* [Exercise objective]
Return all of the entries exactly, with nothing added or left out.

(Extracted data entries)
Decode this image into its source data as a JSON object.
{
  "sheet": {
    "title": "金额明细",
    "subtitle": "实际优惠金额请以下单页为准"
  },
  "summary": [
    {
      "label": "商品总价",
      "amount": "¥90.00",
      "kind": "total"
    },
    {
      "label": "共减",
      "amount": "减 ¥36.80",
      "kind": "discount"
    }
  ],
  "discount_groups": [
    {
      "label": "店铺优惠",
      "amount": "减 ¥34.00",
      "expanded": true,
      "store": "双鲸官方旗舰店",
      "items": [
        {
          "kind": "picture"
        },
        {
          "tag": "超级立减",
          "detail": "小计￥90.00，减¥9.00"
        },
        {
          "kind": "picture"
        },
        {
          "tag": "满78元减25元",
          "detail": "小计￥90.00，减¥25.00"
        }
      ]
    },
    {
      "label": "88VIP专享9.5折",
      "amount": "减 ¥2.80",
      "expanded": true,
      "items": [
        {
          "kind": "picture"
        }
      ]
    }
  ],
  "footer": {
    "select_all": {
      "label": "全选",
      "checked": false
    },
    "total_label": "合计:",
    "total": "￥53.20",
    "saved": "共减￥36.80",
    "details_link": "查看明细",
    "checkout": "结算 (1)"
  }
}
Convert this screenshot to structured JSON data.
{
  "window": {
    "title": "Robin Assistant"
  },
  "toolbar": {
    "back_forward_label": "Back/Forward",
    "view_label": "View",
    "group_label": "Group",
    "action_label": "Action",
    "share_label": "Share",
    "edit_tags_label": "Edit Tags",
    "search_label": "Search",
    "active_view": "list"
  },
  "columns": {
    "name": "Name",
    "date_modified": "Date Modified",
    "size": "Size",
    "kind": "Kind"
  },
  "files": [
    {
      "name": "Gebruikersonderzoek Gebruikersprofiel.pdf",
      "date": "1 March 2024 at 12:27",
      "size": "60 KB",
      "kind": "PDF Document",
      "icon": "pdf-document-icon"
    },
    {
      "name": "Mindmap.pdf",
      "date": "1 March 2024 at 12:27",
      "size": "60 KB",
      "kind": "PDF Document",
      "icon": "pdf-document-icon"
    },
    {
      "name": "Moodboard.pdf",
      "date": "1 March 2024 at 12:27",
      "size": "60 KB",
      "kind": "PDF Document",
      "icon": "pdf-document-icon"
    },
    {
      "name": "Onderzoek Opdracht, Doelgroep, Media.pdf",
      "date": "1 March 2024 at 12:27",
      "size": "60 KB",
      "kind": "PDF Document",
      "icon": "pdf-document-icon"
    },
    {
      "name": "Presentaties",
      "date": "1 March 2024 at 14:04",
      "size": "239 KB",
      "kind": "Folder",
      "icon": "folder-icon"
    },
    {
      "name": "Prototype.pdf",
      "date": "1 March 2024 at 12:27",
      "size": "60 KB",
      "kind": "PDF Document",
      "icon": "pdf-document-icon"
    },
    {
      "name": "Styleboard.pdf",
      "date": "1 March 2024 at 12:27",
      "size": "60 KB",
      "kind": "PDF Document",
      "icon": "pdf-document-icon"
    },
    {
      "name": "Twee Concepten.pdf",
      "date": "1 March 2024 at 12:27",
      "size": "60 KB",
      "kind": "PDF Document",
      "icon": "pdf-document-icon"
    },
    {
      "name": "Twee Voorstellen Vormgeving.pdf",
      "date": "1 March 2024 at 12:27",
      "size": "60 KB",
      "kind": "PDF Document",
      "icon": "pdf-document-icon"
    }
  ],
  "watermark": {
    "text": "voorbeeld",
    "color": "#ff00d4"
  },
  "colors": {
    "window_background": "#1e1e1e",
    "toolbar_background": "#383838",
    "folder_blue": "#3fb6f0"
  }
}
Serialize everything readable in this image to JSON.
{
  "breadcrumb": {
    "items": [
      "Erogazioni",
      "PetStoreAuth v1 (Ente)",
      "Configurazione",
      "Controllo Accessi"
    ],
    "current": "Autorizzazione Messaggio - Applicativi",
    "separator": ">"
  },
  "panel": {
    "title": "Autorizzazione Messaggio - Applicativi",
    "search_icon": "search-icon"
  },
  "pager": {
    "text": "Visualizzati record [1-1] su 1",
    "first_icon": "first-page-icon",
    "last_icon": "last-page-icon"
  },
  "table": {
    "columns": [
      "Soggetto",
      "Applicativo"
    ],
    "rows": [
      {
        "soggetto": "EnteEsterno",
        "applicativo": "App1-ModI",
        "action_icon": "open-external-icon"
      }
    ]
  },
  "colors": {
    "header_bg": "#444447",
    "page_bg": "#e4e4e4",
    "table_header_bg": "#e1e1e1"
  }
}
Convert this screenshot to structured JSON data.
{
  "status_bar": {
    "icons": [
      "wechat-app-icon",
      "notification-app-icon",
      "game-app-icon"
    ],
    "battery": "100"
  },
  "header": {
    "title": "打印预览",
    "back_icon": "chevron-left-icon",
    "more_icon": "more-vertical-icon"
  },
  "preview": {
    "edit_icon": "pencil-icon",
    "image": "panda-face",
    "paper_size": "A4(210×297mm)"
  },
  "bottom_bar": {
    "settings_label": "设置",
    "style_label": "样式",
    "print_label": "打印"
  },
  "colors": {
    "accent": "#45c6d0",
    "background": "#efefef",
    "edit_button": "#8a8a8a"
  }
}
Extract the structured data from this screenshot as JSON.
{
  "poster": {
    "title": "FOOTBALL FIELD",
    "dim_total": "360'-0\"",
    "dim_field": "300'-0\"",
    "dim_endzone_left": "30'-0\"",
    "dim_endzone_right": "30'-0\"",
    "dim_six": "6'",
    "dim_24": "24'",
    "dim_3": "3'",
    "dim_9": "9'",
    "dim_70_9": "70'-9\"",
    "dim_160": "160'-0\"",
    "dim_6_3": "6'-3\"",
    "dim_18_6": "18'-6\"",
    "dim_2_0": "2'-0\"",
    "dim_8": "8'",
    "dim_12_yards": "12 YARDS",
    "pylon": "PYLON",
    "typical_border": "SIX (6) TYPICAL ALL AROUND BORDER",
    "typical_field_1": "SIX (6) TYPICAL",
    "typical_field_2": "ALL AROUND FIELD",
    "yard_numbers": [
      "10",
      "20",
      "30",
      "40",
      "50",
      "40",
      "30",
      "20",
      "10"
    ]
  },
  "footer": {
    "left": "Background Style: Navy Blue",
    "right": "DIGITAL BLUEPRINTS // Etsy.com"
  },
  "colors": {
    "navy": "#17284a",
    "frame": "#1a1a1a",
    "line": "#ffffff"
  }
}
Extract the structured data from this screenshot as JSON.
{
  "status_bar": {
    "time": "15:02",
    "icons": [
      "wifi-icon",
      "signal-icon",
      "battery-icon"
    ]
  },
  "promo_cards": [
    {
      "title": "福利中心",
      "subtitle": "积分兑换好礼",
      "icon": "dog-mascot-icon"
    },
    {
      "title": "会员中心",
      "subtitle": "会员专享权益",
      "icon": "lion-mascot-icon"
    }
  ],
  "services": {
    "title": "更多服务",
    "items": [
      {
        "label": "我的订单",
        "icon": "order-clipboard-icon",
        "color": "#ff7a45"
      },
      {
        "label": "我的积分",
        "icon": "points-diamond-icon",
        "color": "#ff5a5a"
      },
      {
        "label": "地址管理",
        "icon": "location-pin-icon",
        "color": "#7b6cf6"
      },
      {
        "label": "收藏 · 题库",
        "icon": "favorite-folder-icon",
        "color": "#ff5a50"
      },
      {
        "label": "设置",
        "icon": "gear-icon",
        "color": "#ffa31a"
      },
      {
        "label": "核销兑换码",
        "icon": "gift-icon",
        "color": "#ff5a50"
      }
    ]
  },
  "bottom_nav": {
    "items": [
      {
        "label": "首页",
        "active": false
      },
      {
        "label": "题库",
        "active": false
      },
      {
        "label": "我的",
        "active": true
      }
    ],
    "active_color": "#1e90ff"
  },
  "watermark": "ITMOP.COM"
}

* [Result of the task]
Decode this image into its source data as a JSON object.
{
  "sheet": {
    "title": "金额明细",
    "subtitle": "实际优惠金额请以下单页为准"
  },
  "summary": [
    {
      "label": "商品总价",
      "amount": "¥90.00",
      "kind": "total"
    },
    {
      "label": "共减",
      "amount": "减 ¥36.80",
      "kind": "discount"
    }
  ],
  "discount_groups": [
    {
      "label": "店铺优惠",
      "amount": "减 ¥34.00",
      "expanded": true,
      "store": "双鲸官方旗舰店",
      "items": [
        {
          "kind": "picture"
        },
        {
          "tag": "超级立减",
          "detail": "小计￥90.00，减¥9.00"
        },
        {
          "kind": "picture"
        },
        {
          "tag": "满78元减25元",
          "detail": "小计￥90.00，减¥25.00"
        }
      ]
    },
    {
      "label": "88VIP专享9.5折",
      "amount": "减 ¥2.80",
      "expanded": true,
      "items": [
        {
          "kind": "picture"
        }
      ]
    }
  ],
  "footer": {
    "select_all": {
      "label": "全选",
      "checked": false
    },
    "total_label": "合计:",
    "total": "￥53.20",
    "saved": "共减￥36.80",
    "details_link": "查看明细",
    "checkout": "结算 (1)"
  }
}
Convert this screenshot to structured JSON data.
{
  "window": {
    "title": "Robin Assistant"
  },
  "toolbar": {
    "back_forward_label": "Back/Forward",
    "view_label": "View",
    "group_label": "Group",
    "action_label": "Action",
    "share_label": "Share",
    "edit_tags_label": "Edit Tags",
    "search_label": "Search",
    "active_view": "list"
  },
  "columns": {
    "name": "Name",
    "date_modified": "Date Modified",
    "size": "Size",
    "kind": "Kind"
  },
  "files": [
    {
      "name": "Gebruikersonderzoek Gebruikersprofiel.pdf",
      "date": "1 March 2024 at 12:27",
      "size": "60 KB",
      "kind": "PDF Document",
      "icon": "pdf-document-icon"
    },
    {
      "name": "Mindmap.pdf",
      "date": "1 March 2024 at 12:27",
      "size": "60 KB",
      "kind": "PDF Document",
      "icon": "pdf-document-icon"
    },
    {
      "name": "Moodboard.pdf",
      "date": "1 March 2024 at 12:27",
      "size": "60 KB",
      "kind": "PDF Document",
      "icon": "pdf-document-icon"
    },
    {
      "name": "Onderzoek Opdracht, Doelgroep, Media.pdf",
      "date": "1 March 2024 at 12:27",
      "size": "60 KB",
      "kind": "PDF Document",
      "icon": "pdf-document-icon"
    },
    {
      "name": "Presentaties",
      "date": "1 March 2024 at 14:04",
      "size": "239 KB",
      "kind": "Folder",
      "icon": "folder-icon"
    },
    {
      "name": "Prototype.pdf",
      "date": "1 March 2024 at 12:27",
      "size": "60 KB",
      "kind": "PDF Document",
      "icon": "pdf-document-icon"
    },
    {
      "name": "Styleboard.pdf",
      "date": "1 March 2024 at 12:27",
      "size": "60 KB",
      "kind": "PDF Document",
      "icon": "pdf-document-icon"
    },
    {
      "name": "Twee Concepten.pdf",
      "date": "1 March 2024 at 12:27",
      "size": "60 KB",
      "kind": "PDF Document",
      "icon": "pdf-document-icon"
    },
    {
      "name": "Twee Voorstellen Vormgeving.pdf",
      "date": "1 March 2024 at 12:27",
      "size": "60 KB",
      "kind": "PDF Document",
      "icon": "pdf-document-icon"
    }
  ],
  "watermark": {
    "text": "voorbeeld",
    "color": "#ff00d4"
  },
  "colors": {
    "window_background": "#1e1e1e",
    "toolbar_background": "#383838",
    "folder_blue": "#3fb6f0"
  }
}
Serialize everything readable in this image to JSON.
{
  "breadcrumb": {
    "items": [
      "Erogazioni",
      "PetStoreAuth v1 (Ente)",
      "Configurazione",
      "Controllo Accessi"
    ],
    "current": "Autorizzazione Messaggio - Applicativi",
    "separator": ">"
  },
  "panel": {
    "title": "Autorizzazione Messaggio - Applicativi",
    "search_icon": "search-icon"
  },
  "pager": {
    "text": "Visualizzati record [1-1] su 1",
    "first_icon": "first-page-icon",
    "last_icon": "last-page-icon"
  },
  "table": {
    "columns": [
      "Soggetto",
      "Applicativo"
    ],
    "rows": [
      {
        "soggetto": "EnteEsterno",
        "applicativo": "App1-ModI",
        "action_icon": "open-external-icon"
      }
    ]
  },
  "colors": {
    "header_bg": "#444447",
    "page_bg": "#e4e4e4",
    "table_header_bg": "#e1e1e1"
  }
}
Convert this screenshot to structured JSON data.
{
  "status_bar": {
    "icons": [
      "wechat-app-icon",
      "notification-app-icon",
      "game-app-icon"
    ],
    "battery": "100"
  },
  "header": {
    "title": "打印预览",
    "back_icon": "chevron-left-icon",
    "more_icon": "more-vertical-icon"
  },
  "preview": {
    "edit_icon": "pencil-icon",
    "image": "panda-face",
    "paper_size": "A4(210×297mm)"
  },
  "bottom_bar": {
    "settings_label": "设置",
    "style_label": "样式",
    "print_label": "打印"
  },
  "colors": {
    "accent": "#45c6d0",
    "background": "#efefef",
    "edit_button": "#8a8a8a"
  }
}
Extract the structured data from this screenshot as JSON.
{
  "poster": {
    "title": "FOOTBALL FIELD",
    "dim_total": "360'-0\"",
    "dim_field": "300'-0\"",
    "dim_endzone_left": "30'-0\"",
    "dim_endzone_right": "30'-0\"",
    "dim_six": "6'",
    "dim_24": "24'",
    "dim_3": "3'",
    "dim_9": "9'",
    "dim_70_9": "70'-9\"",
    "dim_160": "160'-0\"",
    "dim_6_3": "6'-3\"",
    "dim_18_6": "18'-6\"",
    "dim_2_0": "2'-0\"",
    "dim_8": "8'",
    "dim_12_yards": "12 YARDS",
    "pylon": "PYLON",
    "typical_border": "SIX (6) TYPICAL ALL AROUND BORDER",
    "typical_field_1": "SIX (6) TYPICAL",
    "typical_field_2": "ALL AROUND FIELD",
    "yard_numbers": [
      "10",
      "20",
      "30",
      "40",
      "50",
      "40",
      "30",
      "20",
      "10"
    ]
  },
  "footer": {
    "left": "Background Style: Navy Blue",
    "right": "DIGITAL BLUEPRINTS // Etsy.com"
  },
  "colors": {
    "navy": "#17284a",
    "frame": "#1a1a1a",
    "line": "#ffffff"
  }
}
Extract the structured data from this screenshot as JSON.
{
  "status_bar": {
    "time": "15:02",
    "icons": [
      "wifi-icon",
      "signal-icon",
      "battery-icon"
    ]
  },
  "promo_cards": [
    {
      "title": "福利中心",
      "subtitle": "积分兑换好礼",
      "icon": "dog-mascot-icon"
    },
    {
      "title": "会员中心",
      "subtitle": "会员专享权益",
      "icon": "lion-mascot-icon"
    }
  ],
  "services": {
    "title": "更多服务",
    "items": [
      {
        "label": "我的订单",
        "icon": "order-clipboard-icon",
        "color": "#ff7a45"
      },
      {
        "label": "我的积分",
        "icon": "points-diamond-icon",
        "color": "#ff5a5a"
      },
      {
        "label": "地址管理",
        "icon": "location-pin-icon",
        "color": "#7b6cf6"
      },
      {
        "label": "收藏 · 题库",
        "icon": "favorite-folder-icon",
        "color": "#ff5a50"
      },
      {
        "label": "设置",
        "icon": "gear-icon",
        "color": "#ffa31a"
      },
      {
        "label": "核销兑换码",
        "icon": "gift-icon",
        "color": "#ff5a50"
      }
    ]
  },
  "bottom_nav": {
    "items": [
      {
        "label": "首页",
        "active": false
      },
      {
        "label": "题库",
        "active": false
      },
      {
        "label": "我的",
        "active": true
      }
    ],
    "active_color": "#1e90ff"
  },
  "watermark": "ITMOP.COM"
}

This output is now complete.